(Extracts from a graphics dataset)
▼
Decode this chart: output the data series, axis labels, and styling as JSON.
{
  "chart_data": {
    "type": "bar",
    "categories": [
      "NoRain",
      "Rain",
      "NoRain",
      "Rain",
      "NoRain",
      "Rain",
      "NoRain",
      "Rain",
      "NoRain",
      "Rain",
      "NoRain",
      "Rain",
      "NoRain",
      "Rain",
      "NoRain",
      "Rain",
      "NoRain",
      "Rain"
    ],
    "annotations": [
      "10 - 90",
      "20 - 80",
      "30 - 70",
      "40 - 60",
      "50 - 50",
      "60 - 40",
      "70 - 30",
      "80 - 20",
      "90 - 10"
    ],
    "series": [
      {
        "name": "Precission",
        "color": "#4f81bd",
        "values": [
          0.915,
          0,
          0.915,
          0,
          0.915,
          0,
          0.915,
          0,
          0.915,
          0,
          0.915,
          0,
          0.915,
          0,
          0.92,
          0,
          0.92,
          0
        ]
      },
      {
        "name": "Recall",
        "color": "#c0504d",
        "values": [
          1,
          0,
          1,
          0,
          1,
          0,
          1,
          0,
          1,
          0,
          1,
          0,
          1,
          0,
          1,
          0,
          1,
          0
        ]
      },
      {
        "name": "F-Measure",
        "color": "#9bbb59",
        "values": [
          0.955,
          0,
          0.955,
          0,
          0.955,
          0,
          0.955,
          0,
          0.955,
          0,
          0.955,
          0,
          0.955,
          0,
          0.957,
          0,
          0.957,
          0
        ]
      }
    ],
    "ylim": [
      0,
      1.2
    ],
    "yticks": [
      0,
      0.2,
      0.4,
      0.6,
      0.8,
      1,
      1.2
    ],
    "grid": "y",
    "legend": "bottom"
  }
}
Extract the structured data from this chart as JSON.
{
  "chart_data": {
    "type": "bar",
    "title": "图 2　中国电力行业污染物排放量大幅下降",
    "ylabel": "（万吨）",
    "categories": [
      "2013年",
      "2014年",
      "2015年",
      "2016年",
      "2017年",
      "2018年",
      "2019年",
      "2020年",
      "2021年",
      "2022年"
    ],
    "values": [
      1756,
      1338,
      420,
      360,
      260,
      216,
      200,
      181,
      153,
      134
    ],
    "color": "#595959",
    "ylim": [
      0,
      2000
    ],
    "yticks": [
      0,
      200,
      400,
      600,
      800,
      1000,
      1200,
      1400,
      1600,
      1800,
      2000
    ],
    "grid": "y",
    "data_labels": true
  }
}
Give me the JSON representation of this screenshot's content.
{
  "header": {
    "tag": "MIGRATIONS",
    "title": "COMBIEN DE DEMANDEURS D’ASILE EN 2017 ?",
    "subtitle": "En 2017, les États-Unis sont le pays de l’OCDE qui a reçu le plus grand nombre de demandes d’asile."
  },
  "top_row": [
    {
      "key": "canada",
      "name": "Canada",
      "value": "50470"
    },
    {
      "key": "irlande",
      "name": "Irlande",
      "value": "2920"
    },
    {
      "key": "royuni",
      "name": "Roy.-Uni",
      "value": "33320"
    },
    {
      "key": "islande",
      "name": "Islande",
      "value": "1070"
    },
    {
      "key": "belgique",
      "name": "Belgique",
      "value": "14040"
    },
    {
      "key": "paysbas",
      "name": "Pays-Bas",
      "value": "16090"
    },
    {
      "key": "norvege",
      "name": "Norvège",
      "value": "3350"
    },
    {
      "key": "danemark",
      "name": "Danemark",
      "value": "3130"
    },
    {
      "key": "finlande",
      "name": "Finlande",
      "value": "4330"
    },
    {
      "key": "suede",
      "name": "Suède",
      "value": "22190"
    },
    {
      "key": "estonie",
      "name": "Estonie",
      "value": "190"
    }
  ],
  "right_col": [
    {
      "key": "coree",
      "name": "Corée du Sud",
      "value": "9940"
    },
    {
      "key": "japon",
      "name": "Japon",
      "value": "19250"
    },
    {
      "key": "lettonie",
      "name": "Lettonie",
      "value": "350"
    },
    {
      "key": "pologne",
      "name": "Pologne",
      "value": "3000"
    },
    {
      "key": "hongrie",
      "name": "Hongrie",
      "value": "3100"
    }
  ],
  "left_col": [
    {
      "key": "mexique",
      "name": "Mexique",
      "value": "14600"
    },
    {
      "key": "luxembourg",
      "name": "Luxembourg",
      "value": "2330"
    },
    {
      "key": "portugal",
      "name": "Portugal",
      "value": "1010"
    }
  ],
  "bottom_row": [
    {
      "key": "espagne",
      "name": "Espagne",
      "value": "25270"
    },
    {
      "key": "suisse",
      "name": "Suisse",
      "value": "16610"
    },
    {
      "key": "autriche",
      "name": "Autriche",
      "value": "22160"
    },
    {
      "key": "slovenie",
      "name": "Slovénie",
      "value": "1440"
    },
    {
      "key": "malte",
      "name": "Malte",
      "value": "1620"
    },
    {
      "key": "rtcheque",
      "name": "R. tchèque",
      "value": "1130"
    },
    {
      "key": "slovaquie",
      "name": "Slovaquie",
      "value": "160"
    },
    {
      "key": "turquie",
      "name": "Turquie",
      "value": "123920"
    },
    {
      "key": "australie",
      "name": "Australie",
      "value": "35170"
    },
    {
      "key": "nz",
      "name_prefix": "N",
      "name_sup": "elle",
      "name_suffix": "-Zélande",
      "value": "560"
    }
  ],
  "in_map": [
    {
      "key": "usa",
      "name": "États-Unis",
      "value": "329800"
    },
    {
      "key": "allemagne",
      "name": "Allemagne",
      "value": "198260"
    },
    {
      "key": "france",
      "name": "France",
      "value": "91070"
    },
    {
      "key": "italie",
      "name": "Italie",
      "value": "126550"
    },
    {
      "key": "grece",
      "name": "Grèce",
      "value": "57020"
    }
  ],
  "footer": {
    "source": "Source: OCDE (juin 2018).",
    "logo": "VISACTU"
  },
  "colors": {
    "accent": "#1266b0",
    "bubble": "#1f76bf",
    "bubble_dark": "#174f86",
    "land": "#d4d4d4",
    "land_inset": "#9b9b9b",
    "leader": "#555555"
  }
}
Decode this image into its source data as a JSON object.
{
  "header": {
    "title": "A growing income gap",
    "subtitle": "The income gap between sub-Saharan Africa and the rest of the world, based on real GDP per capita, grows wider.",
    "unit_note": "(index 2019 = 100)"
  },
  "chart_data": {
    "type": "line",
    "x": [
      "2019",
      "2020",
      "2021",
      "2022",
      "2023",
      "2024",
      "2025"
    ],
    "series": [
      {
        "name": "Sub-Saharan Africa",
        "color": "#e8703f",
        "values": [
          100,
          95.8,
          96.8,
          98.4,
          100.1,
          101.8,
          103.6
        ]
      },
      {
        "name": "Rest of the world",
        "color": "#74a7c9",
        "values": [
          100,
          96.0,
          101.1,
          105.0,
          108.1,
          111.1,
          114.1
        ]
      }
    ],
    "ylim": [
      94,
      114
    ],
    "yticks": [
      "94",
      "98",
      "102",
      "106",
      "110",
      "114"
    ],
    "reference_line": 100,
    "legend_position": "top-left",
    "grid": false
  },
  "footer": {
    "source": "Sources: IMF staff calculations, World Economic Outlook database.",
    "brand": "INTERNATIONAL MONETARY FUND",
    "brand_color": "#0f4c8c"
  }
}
▲
* [STATED TASK] Output all of the data above without any alteration.

* [RESPONSE TO THE EXERCISE]
Decode this chart: output the data series, axis labels, and styling as JSON.
{
  "chart_data": {
    "type": "bar",
    "categories": [
      "NoRain",
      "Rain",
      "NoRain",
      "Rain",
      "NoRain",
      "Rain",
      "NoRain",
      "Rain",
      "NoRain",
      "Rain",
      "NoRain",
      "Rain",
      "NoRain",
      "Rain",
      "NoRain",
      "Rain",
      "NoRain",
      "Rain"
    ],
    "annotations": [
      "10 - 90",
      "20 - 80",
      "30 - 70",
      "40 - 60",
      "50 - 50",
      "60 - 40",
      "70 - 30",
      "80 - 20",
      "90 - 10"
    ],
    "series": [
      {
        "name": "Precission",
        "color": "#4f81bd",
        "values": [
          0.915,
          0,
          0.915,
          0,
          0.915,
          0,
          0.915,
          0,
          0.915,
          0,
          0.915,
          0,
          0.915,
          0,
          0.92,
          0,
          0.92,
          0
        ]
      },
      {
        "name": "Recall",
        "color": "#c0504d",
        "values": [
          1,
          0,
          1,
          0,
          1,
          0,
          1,
          0,
          1,
          0,
          1,
          0,
          1,
          0,
          1,
          0,
          1,
          0
        ]
      },
      {
        "name": "F-Measure",
        "color": "#9bbb59",
        "values": [
          0.955,
          0,
          0.955,
          0,
          0.955,
          0,
          0.955,
          0,
          0.955,
          0,
          0.955,
          0,
          0.955,
          0,
          0.957,
          0,
          0.957,
          0
        ]
      }
    ],
    "ylim": [
      0,
      1.2
    ],
    "yticks": [
      0,
      0.2,
      0.4,
      0.6,
      0.8,
      1,
      1.2
    ],
    "grid": "y",
    "legend": "bottom"
  }
}
Extract the structured data from this chart as JSON.
{
  "chart_data": {
    "type": "bar",
    "title": "图 2　中国电力行业污染物排放量大幅下降",
    "ylabel": "（万吨）",
    "categories": [
      "2013年",
      "2014年",
      "2015年",
      "2016年",
      "2017年",
      "2018年",
      "2019年",
      "2020年",
      "2021年",
      "2022年"
    ],
    "values": [
      1756,
      1338,
      420,
      360,
      260,
      216,
      200,
      181,
      153,
      134
    ],
    "color": "#595959",
    "ylim": [
      0,
      2000
    ],
    "yticks": [
      0,
      200,
      400,
      600,
      800,
      1000,
      1200,
      1400,
      1600,
      1800,
      2000
    ],
    "grid": "y",
    "data_labels": true
  }
}
Give me the JSON representation of this screenshot's content.
{
  "header": {
    "tag": "MIGRATIONS",
    "title": "COMBIEN DE DEMANDEURS D’ASILE EN 2017 ?",
    "subtitle": "En 2017, les États-Unis sont le pays de l’OCDE qui a reçu le plus grand nombre de demandes d’asile."
  },
  "top_row": [
    {
      "key": "canada",
      "name": "Canada",
      "value": "50470"
    },
    {
      "key": "irlande",
      "name": "Irlande",
      "value": "2920"
    },
    {
      "key": "royuni",
      "name": "Roy.-Uni",
      "value": "33320"
    },
    {
      "key": "islande",
      "name": "Islande",
      "value": "1070"
    },
    {
      "key": "belgique",
      "name": "Belgique",
      "value": "14040"
    },
    {
      "key": "paysbas",
      "name": "Pays-Bas",
      "value": "16090"
    },
    {
      "key": "norvege",
      "name": "Norvège",
      "value": "3350"
    },
    {
      "key": "danemark",
      "name": "Danemark",
      "value": "3130"
    },
    {
      "key": "finlande",
      "name": "Finlande",
      "value": "4330"
    },
    {
      "key": "suede",
      "name": "Suède",
      "value": "22190"
    },
    {
      "key": "estonie",
      "name": "Estonie",
      "value": "190"
    }
  ],
  "right_col": [
    {
      "key": "coree",
      "name": "Corée du Sud",
      "value": "9940"
    },
    {
      "key": "japon",
      "name": "Japon",
      "value": "19250"
    },
    {
      "key": "lettonie",
      "name": "Lettonie",
      "value": "350"
    },
    {
      "key": "pologne",
      "name": "Pologne",
      "value": "3000"
    },
    {
      "key": "hongrie",
      "name": "Hongrie",
      "value": "3100"
    }
  ],
  "left_col": [
    {
      "key": "mexique",
      "name": "Mexique",
      "value": "14600"
    },
    {
      "key": "luxembourg",
      "name": "Luxembourg",
      "value": "2330"
    },
    {
      "key": "portugal",
      "name": "Portugal",
      "value": "1010"
    }
  ],
  "bottom_row": [
    {
      "key": "espagne",
      "name": "Espagne",
      "value": "25270"
    },
    {
      "key": "suisse",
      "name": "Suisse",
      "value": "16610"
    },
    {
      "key": "autriche",
      "name": "Autriche",
      "value": "22160"
    },
    {
      "key": "slovenie",
      "name": "Slovénie",
      "value": "1440"
    },
    {
      "key": "malte",
      "name": "Malte",
      "value": "1620"
    },
    {
      "key": "rtcheque",
      "name": "R. tchèque",
      "value": "1130"
    },
    {
      "key": "slovaquie",
      "name": "Slovaquie",
      "value": "160"
    },
    {
      "key": "turquie",
      "name": "Turquie",
      "value": "123920"
    },
    {
      "key": "australie",
      "name": "Australie",
      "value": "35170"
    },
    {
      "key": "nz",
      "name_prefix": "N",
      "name_sup": "elle",
      "name_suffix": "-Zélande",
      "value": "560"
    }
  ],
  "in_map": [
    {
      "key": "usa",
      "name": "États-Unis",
      "value": "329800"
    },
    {
      "key": "allemagne",
      "name": "Allemagne",
      "value": "198260"
    },
    {
      "key": "france",
      "name": "France",
      "value": "91070"
    },
    {
      "key": "italie",
      "name": "Italie",
      "value": "126550"
    },
    {
      "key": "grece",
      "name": "Grèce",
      "value": "57020"
    }
  ],
  "footer": {
    "source": "Source: OCDE (juin 2018).",
    "logo": "VISACTU"
  },
  "colors": {
    "accent": "#1266b0",
    "bubble": "#1f76bf",
    "bubble_dark": "#174f86",
    "land": "#d4d4d4",
    "land_inset": "#9b9b9b",
    "leader": "#555555"
  }
}
Decode this image into its source data as a JSON object.
{
  "header": {
    "title": "A growing income gap",
    "subtitle": "The income gap between sub-Saharan Africa and the rest of the world, based on real GDP per capita, grows wider.",
    "unit_note": "(index 2019 = 100)"
  },
  "chart_data": {
    "type": "line",
    "x": [
      "2019",
      "2020",
      "2021",
      "2022",
      "2023",
      "2024",
      "2025"
    ],
    "series": [
      {
        "name": "Sub-Saharan Africa",
        "color": "#e8703f",
        "values": [
          100,
          95.8,
          96.8,
          98.4,
          100.1,
          101.8,
          103.6
        ]
      },
      {
        "name": "Rest of the world",
        "color": "#74a7c9",
        "values": [
          100,
          96.0,
          101.1,
          105.0,
          108.1,
          111.1,
          114.1
        ]
      }
    ],
    "ylim": [
      94,
      114
    ],
    "yticks": [
      "94",
      "98",
      "102",
      "106",
      "110",
      "114"
    ],
    "reference_line": 100,
    "legend_position": "top-left",
    "grid": false
  },
  "footer": {
    "source": "Sources: IMF staff calculations, World Economic Outlook database.",
    "brand": "INTERNATIONAL MONETARY FUND",
    "brand_color": "#0f4c8c"
  }
}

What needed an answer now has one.